### ROWS
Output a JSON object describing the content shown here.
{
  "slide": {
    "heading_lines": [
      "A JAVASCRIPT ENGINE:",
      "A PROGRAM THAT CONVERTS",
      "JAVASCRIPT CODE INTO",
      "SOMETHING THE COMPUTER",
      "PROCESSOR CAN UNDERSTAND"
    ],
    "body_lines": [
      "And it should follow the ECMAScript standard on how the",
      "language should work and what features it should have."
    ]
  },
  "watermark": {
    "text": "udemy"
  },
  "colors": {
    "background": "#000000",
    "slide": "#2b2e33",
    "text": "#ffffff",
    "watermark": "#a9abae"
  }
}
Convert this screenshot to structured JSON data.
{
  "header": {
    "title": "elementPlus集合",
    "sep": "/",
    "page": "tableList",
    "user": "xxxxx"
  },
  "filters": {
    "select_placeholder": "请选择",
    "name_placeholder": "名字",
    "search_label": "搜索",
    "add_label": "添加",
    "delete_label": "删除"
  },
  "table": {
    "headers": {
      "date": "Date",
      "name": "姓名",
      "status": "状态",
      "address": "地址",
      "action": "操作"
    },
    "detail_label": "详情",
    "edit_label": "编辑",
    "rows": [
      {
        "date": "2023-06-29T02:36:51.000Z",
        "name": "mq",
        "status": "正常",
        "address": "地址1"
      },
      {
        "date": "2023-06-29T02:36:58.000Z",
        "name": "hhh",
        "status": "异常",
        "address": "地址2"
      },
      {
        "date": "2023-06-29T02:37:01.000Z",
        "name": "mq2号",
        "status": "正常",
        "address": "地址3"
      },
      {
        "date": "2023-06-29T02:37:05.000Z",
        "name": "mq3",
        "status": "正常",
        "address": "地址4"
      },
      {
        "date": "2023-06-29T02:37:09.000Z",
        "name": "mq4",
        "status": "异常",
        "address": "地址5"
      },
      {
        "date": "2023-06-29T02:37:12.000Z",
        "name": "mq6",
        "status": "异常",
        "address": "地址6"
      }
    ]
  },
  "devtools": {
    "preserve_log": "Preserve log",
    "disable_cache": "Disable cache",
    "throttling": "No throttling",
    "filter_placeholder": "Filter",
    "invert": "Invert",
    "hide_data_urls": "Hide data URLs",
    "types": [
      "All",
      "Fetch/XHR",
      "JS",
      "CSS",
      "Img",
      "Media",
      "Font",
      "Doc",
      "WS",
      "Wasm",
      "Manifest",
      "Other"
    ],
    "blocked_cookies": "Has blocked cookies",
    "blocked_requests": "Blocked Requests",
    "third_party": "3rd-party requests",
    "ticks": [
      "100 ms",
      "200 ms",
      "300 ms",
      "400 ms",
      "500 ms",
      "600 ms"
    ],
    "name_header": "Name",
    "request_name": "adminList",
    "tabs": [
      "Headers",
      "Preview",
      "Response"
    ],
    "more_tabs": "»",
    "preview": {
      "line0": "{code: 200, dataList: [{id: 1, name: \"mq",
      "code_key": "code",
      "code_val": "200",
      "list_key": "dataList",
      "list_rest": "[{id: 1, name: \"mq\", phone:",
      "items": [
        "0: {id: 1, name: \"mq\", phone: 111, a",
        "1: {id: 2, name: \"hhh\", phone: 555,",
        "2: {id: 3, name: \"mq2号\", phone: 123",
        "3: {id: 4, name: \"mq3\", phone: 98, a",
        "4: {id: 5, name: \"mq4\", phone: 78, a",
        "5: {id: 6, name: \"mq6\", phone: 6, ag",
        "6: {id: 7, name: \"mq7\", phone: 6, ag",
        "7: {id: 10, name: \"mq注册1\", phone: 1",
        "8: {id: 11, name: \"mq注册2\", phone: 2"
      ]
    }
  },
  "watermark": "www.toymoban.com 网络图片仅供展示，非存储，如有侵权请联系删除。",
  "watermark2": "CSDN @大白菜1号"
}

### EXERCISE OBJECTIVE
Without leaving anything out, give the entries again exactly.

### TASK SOLUTION
Output a JSON object describing the content shown here.
{
  "slide": {
    "heading_lines": [
      "A JAVASCRIPT ENGINE:",
      "A PROGRAM THAT CONVERTS",
      "JAVASCRIPT CODE INTO",
      "SOMETHING THE COMPUTER",
      "PROCESSOR CAN UNDERSTAND"
    ],
    "body_lines": [
      "And it should follow the ECMAScript standard on how the",
      "language should work and what features it should have."
    ]
  },
  "watermark": {
    "text": "udemy"
  },
  "colors": {
    "background": "#000000",
    "slide": "#2b2e33",
    "text": "#ffffff",
    "watermark": "#a9abae"
  }
}
Convert this screenshot to structured JSON data.
{
  "header": {
    "title": "elementPlus集合",
    "sep": "/",
    "page": "tableList",
    "user": "xxxxx"
  },
  "filters": {
    "select_placeholder": "请选择",
    "name_placeholder": "名字",
    "search_label": "搜索",
    "add_label": "添加",
    "delete_label": "删除"
  },
  "table": {
    "headers": {
      "date": "Date",
      "name": "姓名",
      "status": "状态",
      "address": "地址",
      "action": "操作"
    },
    "detail_label": "详情",
    "edit_label": "编辑",
    "rows": [
      {
        "date": "2023-06-29T02:36:51.000Z",
        "name": "mq",
        "status": "正常",
        "address": "地址1"
      },
      {
        "date": "2023-06-29T02:36:58.000Z",
        "name": "hhh",
        "status": "异常",
        "address": "地址2"
      },
      {
        "date": "2023-06-29T02:37:01.000Z",
        "name": "mq2号",
        "status": "正常",
        "address": "地址3"
      },
      {
        "date": "2023-06-29T02:37:05.000Z",
        "name": "mq3",
        "status": "正常",
        "address": "地址4"
      },
      {
        "date": "2023-06-29T02:37:09.000Z",
        "name": "mq4",
        "status": "异常",
        "address": "地址5"
      },
      {
        "date": "2023-06-29T02:37:12.000Z",
        "name": "mq6",
        "status": "异常",
        "address": "地址6"
      }
    ]
  },
  "devtools": {
    "preserve_log": "Preserve log",
    "disable_cache": "Disable cache",
    "throttling": "No throttling",
    "filter_placeholder": "Filter",
    "invert": "Invert",
    "hide_data_urls": "Hide data URLs",
    "types": [
      "All",
      "Fetch/XHR",
      "JS",
      "CSS",
      "Img",
      "Media",
      "Font",
      "Doc",
      "WS",
      "Wasm",
      "Manifest",
      "Other"
    ],
    "blocked_cookies": "Has blocked cookies",
    "blocked_requests": "Blocked Requests",
    "third_party": "3rd-party requests",
    "ticks": [
      "100 ms",
      "200 ms",
      "300 ms",
      "400 ms",
      "500 ms",
      "600 ms"
    ],
    "name_header": "Name",
    "request_name": "adminList",
    "tabs": [
      "Headers",
      "Preview",
      "Response"
    ],
    "more_tabs": "»",
    "preview": {
      "line0": "{code: 200, dataList: [{id: 1, name: \"mq",
      "code_key": "code",
      "code_val": "200",
      "list_key": "dataList",
      "list_rest": "[{id: 1, name: \"mq\", phone:",
      "items": [
        "0: {id: 1, name: \"mq\", phone: 111, a",
        "1: {id: 2, name: \"hhh\", phone: 555,",
        "2: {id: 3, name: \"mq2号\", phone: 123",
        "3: {id: 4, name: \"mq3\", phone: 98, a",
        "4: {id: 5, name: \"mq4\", phone: 78, a",
        "5: {id: 6, name: \"mq6\", phone: 6, ag",
        "6: {id: 7, name: \"mq7\", phone: 6, ag",
        "7: {id: 10, name: \"mq注册1\", phone: 1",
        "8: {id: 11, name: \"mq注册2\", phone: 2"
      ]
    }
  },
  "watermark": "www.toymoban.com 网络图片仅供展示，非存储，如有侵权请联系删除。",
  "watermark2": "CSDN @大白菜1号"
}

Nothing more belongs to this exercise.